## SHORT TASK
Reproduce the records. Keep every word exact and include no images.

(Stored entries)
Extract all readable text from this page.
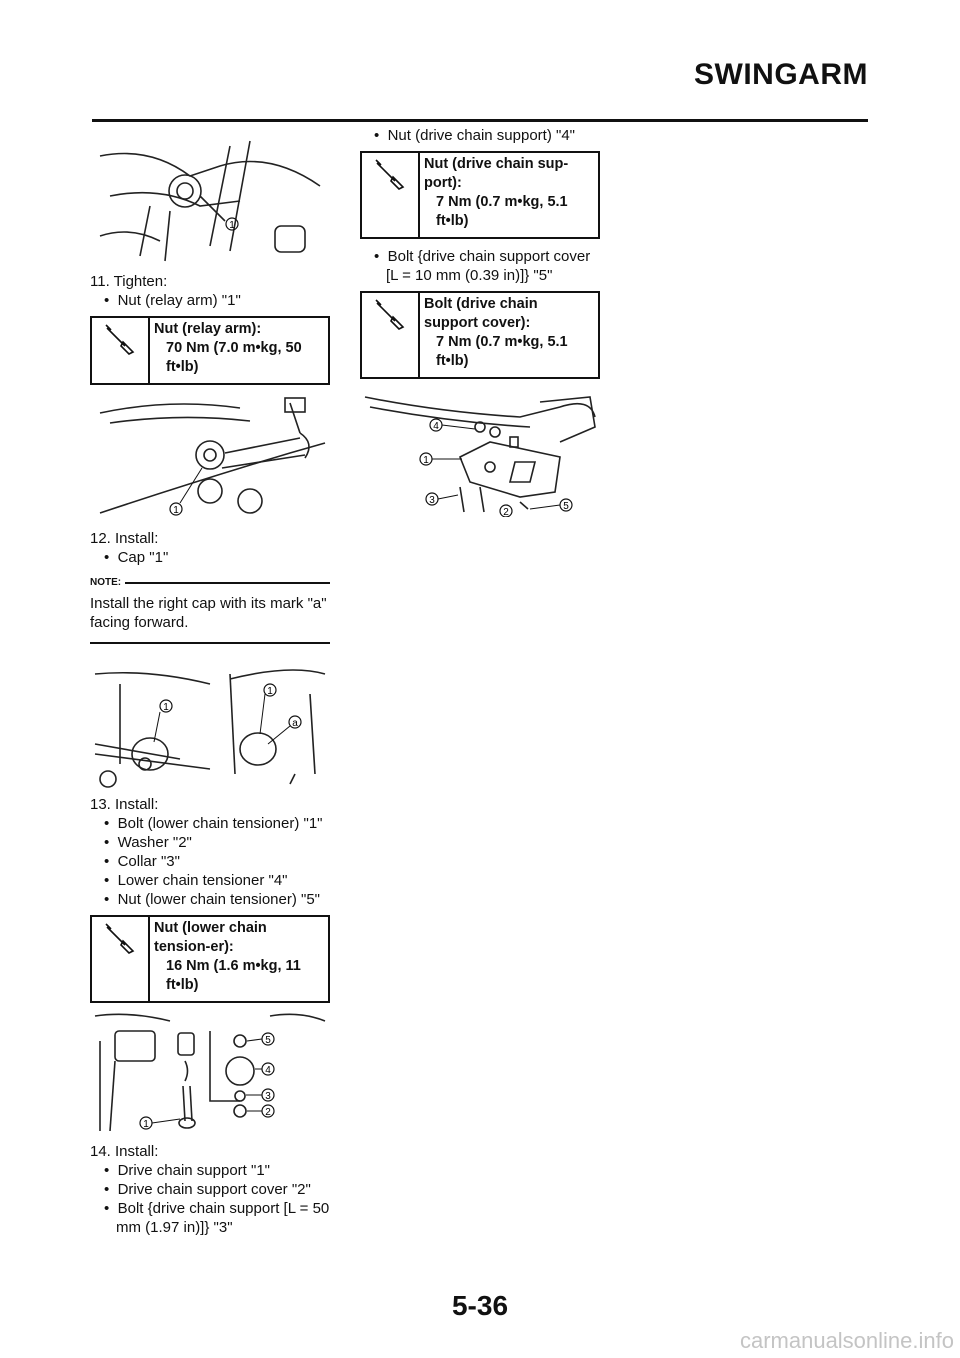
SWINGARM
1
11. Tighten:
•  Nut (relay arm) "1"
Nut (relay arm):
70 Nm (7.0 m•kg, 50 ft•lb)
1
12. Install:
•  Cap "1"
NOTE:
Install the right cap with its mark "a" facing forward.
1
1
a
13. Install:
•  Bolt (lower chain tensioner) "1"
•  Washer "2"
•  Collar "3"
•  Lower chain tensioner "4"
•  Nut (lower chain tensioner) "5"
Nut (lower chain tension-er):
16 Nm (1.6 m•kg, 11 ft•lb)
5
4
3
2
1
14. Install:
•  Drive chain support "1"
•  Drive chain support cover "2"
•  Bolt {drive chain support [L = 50 mm (1.97 in)]} "3"
•  Nut (drive chain support) "4"
Nut (drive chain sup-port):
7 Nm (0.7 m•kg, 5.1 ft•lb)
•  Bolt {drive chain support cover [L = 10 mm (0.39 in)]} "5"
Bolt (drive chain support cover):
7 Nm (0.7 m•kg, 5.1 ft•lb)
4
1
3
2
5
5-36
carmanualsonline.info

## ANSWER
Extract all readable text from this page.
SWINGARM
1
11. Tighten:
•  Nut (relay arm) "1"
Nut (relay arm):
70 Nm (7.0 m•kg, 50 ft•lb)
1
12. Install:
•  Cap "1"
NOTE:
Install the right cap with its mark "a" facing forward.
1
1
a
13. Install:
•  Bolt (lower chain tensioner) "1"
•  Washer "2"
•  Collar "3"
•  Lower chain tensioner "4"
•  Nut (lower chain tensioner) "5"
Nut (lower chain tension-er):
16 Nm (1.6 m•kg, 11 ft•lb)
5
4
3
2
1
14. Install:
•  Drive chain support "1"
•  Drive chain support cover "2"
•  Bolt {drive chain support [L = 50 mm (1.97 in)]} "3"
•  Nut (drive chain support) "4"
Nut (drive chain sup-port):
7 Nm (0.7 m•kg, 5.1 ft•lb)
•  Bolt {drive chain support cover [L = 10 mm (0.39 in)]} "5"
Bolt (drive chain support cover):
7 Nm (0.7 m•kg, 5.1 ft•lb)
4
1
3
2
5
5-36
carmanualsonline.info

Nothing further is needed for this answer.